[Data entries]
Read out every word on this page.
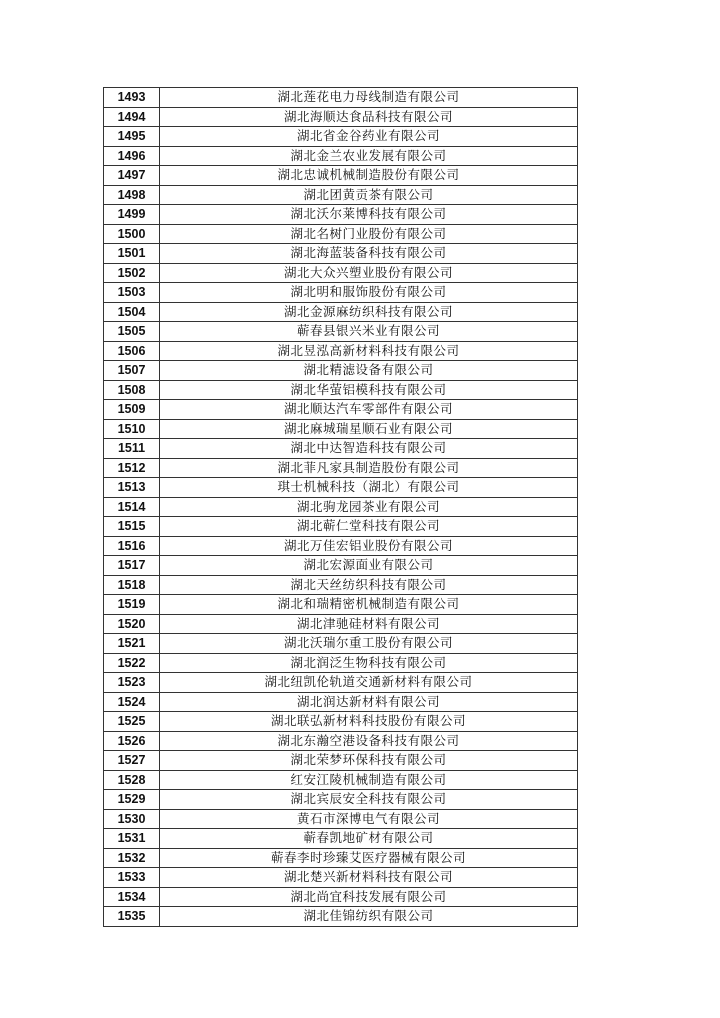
1493	湖北莲花电力母线制造有限公司
1494	湖北海顺达食品科技有限公司
1495	湖北省金谷药业有限公司
1496	湖北金兰农业发展有限公司
1497	湖北忠诚机械制造股份有限公司
1498	湖北团黄贡茶有限公司
1499	湖北沃尔莱博科技有限公司
1500	湖北名树门业股份有限公司
1501	湖北海蓝装备科技有限公司
1502	湖北大众兴塑业股份有限公司
1503	湖北明和服饰股份有限公司
1504	湖北金源麻纺织科技有限公司
1505	蕲春县银兴米业有限公司
1506	湖北昱泓高新材料科技有限公司
1507	湖北精滤设备有限公司
1508	湖北华萤铝模科技有限公司
1509	湖北顺达汽车零部件有限公司
1510	湖北麻城瑞星顺石业有限公司
1511	湖北中达智造科技有限公司
1512	湖北菲凡家具制造股份有限公司
1513	琪士机械科技（湖北）有限公司
1514	湖北驹龙园茶业有限公司
1515	湖北蕲仁堂科技有限公司
1516	湖北万佳宏铝业股份有限公司
1517	湖北宏源面业有限公司
1518	湖北天丝纺织科技有限公司
1519	湖北和瑞精密机械制造有限公司
1520	湖北津驰硅材料有限公司
1521	湖北沃瑞尔重工股份有限公司
1522	湖北润泛生物科技有限公司
1523	湖北纽凯伦轨道交通新材料有限公司
1524	湖北润达新材料有限公司
1525	湖北联弘新材料科技股份有限公司
1526	湖北东瀚空港设备科技有限公司
1527	湖北荣梦环保科技有限公司
1528	红安江陵机械制造有限公司
1529	湖北宾辰安全科技有限公司
1530	黄石市深博电气有限公司
1531	蕲春凯地矿材有限公司
1532	蕲春李时珍臻艾医疗器械有限公司
1533	湖北楚兴新材料科技有限公司
1534	湖北尚宜科技发展有限公司
1535	湖北佳锦纺织有限公司
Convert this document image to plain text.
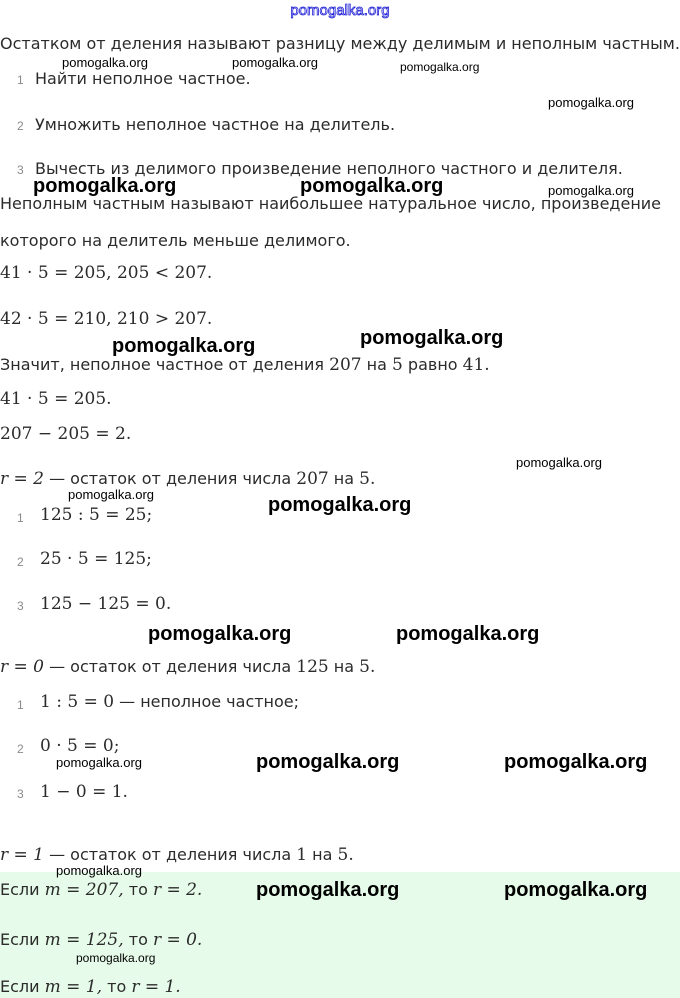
pomogalka.org
Остатком от деления называют разницу между делимым и неполным частным.
1 Найти неполное частное.
2 Умножить неполное частное на делитель.
3 Вычесть из делимого произведение неполного частного и делителя.
Неполным частным называют наибольшее натуральное число, произведение
которого на делитель меньше делимого.
41 · 5 = 205, 205 < 207.
42 · 5 = 210, 210 > 207.
Значит, неполное частное от деления 207 на 5 равно 41.
41 · 5 = 205.
207 − 205 = 2.
r = 2 — остаток от деления числа 207 на 5.
1 125 : 5 = 25;
2 25 · 5 = 125;
3 125 − 125 = 0.
r = 0 — остаток от деления числа 125 на 5.
1 1 : 5 = 0 — неполное частное;
2 0 · 5 = 0;
3 1 − 0 = 1.
r = 1 — остаток от деления числа 1 на 5.
Если m = 207, то r = 2.
Если m = 125, то r = 0.
Если m = 1, то r = 1.
pomogalka.org	pomogalka.org	pomogalka.org
pomogalka.org
pomogalka.org	pomogalka.org	pomogalka.org
pomogalka.org
pomogalka.org
pomogalka.org
pomogalka.org	pomogalka.org
pomogalka.org	pomogalka.org
pomogalka.org	pomogalka.org	pomogalka.org
pomogalka.org
pomogalka.org	pomogalka.org
pomogalka.org
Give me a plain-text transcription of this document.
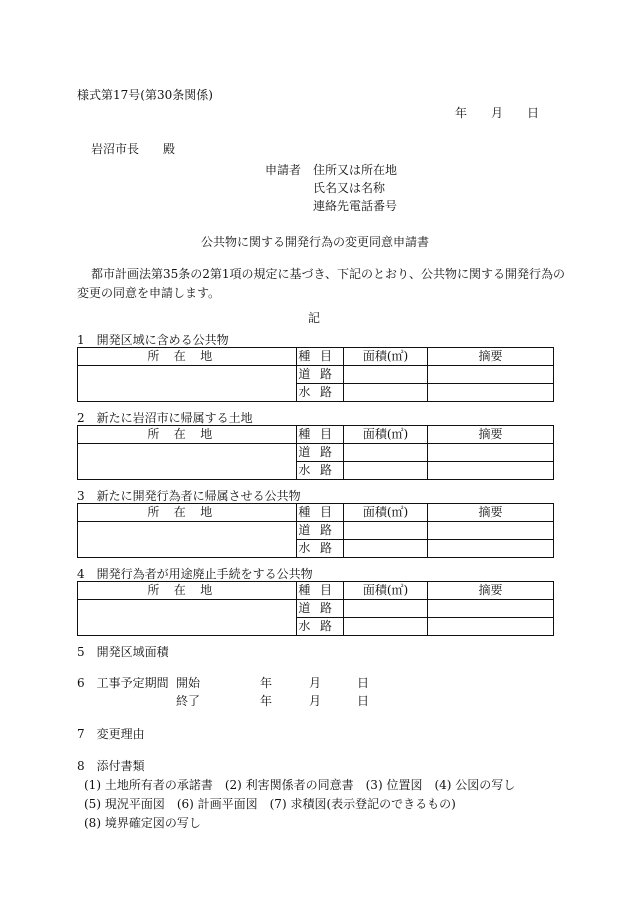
様式第17号(第30条関係)
年　　月　　日
岩沼市長　　殿
申請者 住所又は所在地
氏名又は名称
連絡先電話番号
公共物に関する開発行為の変更同意申請書
都市計画法第35条の2第1項の規定に基づき、下記のとおり、公共物に関する開発行為の
変更の同意を申請します。
記
1　開発区域に含める公共物
所在地	種目	面積(㎡)	摘要
	道路		
	水路		
2　新たに岩沼市に帰属する土地
所在地	種目	面積(㎡)	摘要
	道路		
	水路		
3　新たに開発行為者に帰属させる公共物
所在地	種目	面積(㎡)	摘要
	道路		
	水路		
4　開発行為者が用途廃止手続をする公共物
所在地	種目	面積(㎡)	摘要
	道路		
	水路		
5　開発区域面積
6　工事予定期間 開始	年	月	日
終了	年	月	日
7　変更理由
8　添付書類
(1) 土地所有者の承諾書　(2) 利害関係者の同意書　(3) 位置図　(4) 公図の写し
(5) 現況平面図　(6) 計画平面図　(7) 求積図(表示登記のできるもの)
(8) 境界確定図の写し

▶ WHAT THIS TASK INVOLVES
Write the records out once more, exactly as they appear, with no pictures.

▶ RESULT OF THE EXERCISE
Read out every word on this page.
1493	湖北莲花电力母线制造有限公司
1494	湖北海顺达食品科技有限公司
1495	湖北省金谷药业有限公司
1496	湖北金兰农业发展有限公司
1497	湖北忠诚机械制造股份有限公司
1498	湖北团黄贡茶有限公司
1499	湖北沃尔莱博科技有限公司
1500	湖北名树门业股份有限公司
1501	湖北海蓝装备科技有限公司
1502	湖北大众兴塑业股份有限公司
1503	湖北明和服饰股份有限公司
1504	湖北金源麻纺织科技有限公司
1505	蕲春县银兴米业有限公司
1506	湖北昱泓高新材料科技有限公司
1507	湖北精滤设备有限公司
1508	湖北华萤铝模科技有限公司
1509	湖北顺达汽车零部件有限公司
1510	湖北麻城瑞星顺石业有限公司
1511	湖北中达智造科技有限公司
1512	湖北菲凡家具制造股份有限公司
1513	琪士机械科技（湖北）有限公司
1514	湖北驹龙园茶业有限公司
1515	湖北蕲仁堂科技有限公司
1516	湖北万佳宏铝业股份有限公司
1517	湖北宏源面业有限公司
1518	湖北天丝纺织科技有限公司
1519	湖北和瑞精密机械制造有限公司
1520	湖北津驰硅材料有限公司
1521	湖北沃瑞尔重工股份有限公司
1522	湖北润泛生物科技有限公司
1523	湖北纽凯伦轨道交通新材料有限公司
1524	湖北润达新材料有限公司
1525	湖北联弘新材料科技股份有限公司
1526	湖北东瀚空港设备科技有限公司
1527	湖北荣梦环保科技有限公司
1528	红安江陵机械制造有限公司
1529	湖北宾辰安全科技有限公司
1530	黄石市深博电气有限公司
1531	蕲春凯地矿材有限公司
1532	蕲春李时珍臻艾医疗器械有限公司
1533	湖北楚兴新材料科技有限公司
1534	湖北尚宜科技发展有限公司
1535	湖北佳锦纺织有限公司
Convert this document image to plain text.
pomogalka.org
Остатком от деления называют разницу между делимым и неполным частным.
1 Найти неполное частное.
2 Умножить неполное частное на делитель.
3 Вычесть из делимого произведение неполного частного и делителя.
Неполным частным называют наибольшее натуральное число, произведение
которого на делитель меньше делимого.
41 · 5 = 205, 205 < 207.
42 · 5 = 210, 210 > 207.
Значит, неполное частное от деления 207 на 5 равно 41.
41 · 5 = 205.
207 − 205 = 2.
r = 2 — остаток от деления числа 207 на 5.
1 125 : 5 = 25;
2 25 · 5 = 125;
3 125 − 125 = 0.
r = 0 — остаток от деления числа 125 на 5.
1 1 : 5 = 0 — неполное частное;
2 0 · 5 = 0;
3 1 − 0 = 1.
r = 1 — остаток от деления числа 1 на 5.
Если m = 207, то r = 2.
Если m = 125, то r = 0.
Если m = 1, то r = 1.
pomogalka.org	pomogalka.org	pomogalka.org
pomogalka.org
pomogalka.org	pomogalka.org	pomogalka.org
pomogalka.org
pomogalka.org
pomogalka.org
pomogalka.org	pomogalka.org
pomogalka.org	pomogalka.org
pomogalka.org	pomogalka.org	pomogalka.org
pomogalka.org
pomogalka.org	pomogalka.org
pomogalka.org
Give me a plain-text transcription of this document.
様式第17号(第30条関係)
年　　月　　日
岩沼市長　　殿
申請者 住所又は所在地
氏名又は名称
連絡先電話番号
公共物に関する開発行為の変更同意申請書
都市計画法第35条の2第1項の規定に基づき、下記のとおり、公共物に関する開発行為の
変更の同意を申請します。
記
1　開発区域に含める公共物
所在地	種目	面積(㎡)	摘要
	道路		
	水路		
2　新たに岩沼市に帰属する土地
所在地	種目	面積(㎡)	摘要
	道路		
	水路		
3　新たに開発行為者に帰属させる公共物
所在地	種目	面積(㎡)	摘要
	道路		
	水路		
4　開発行為者が用途廃止手続をする公共物
所在地	種目	面積(㎡)	摘要
	道路		
	水路		
5　開発区域面積
6　工事予定期間 開始	年	月	日
終了	年	月	日
7　変更理由
8　添付書類
(1) 土地所有者の承諾書　(2) 利害関係者の同意書　(3) 位置図　(4) 公図の写し
(5) 現況平面図　(6) 計画平面図　(7) 求積図(表示登記のできるもの)
(8) 境界確定図の写し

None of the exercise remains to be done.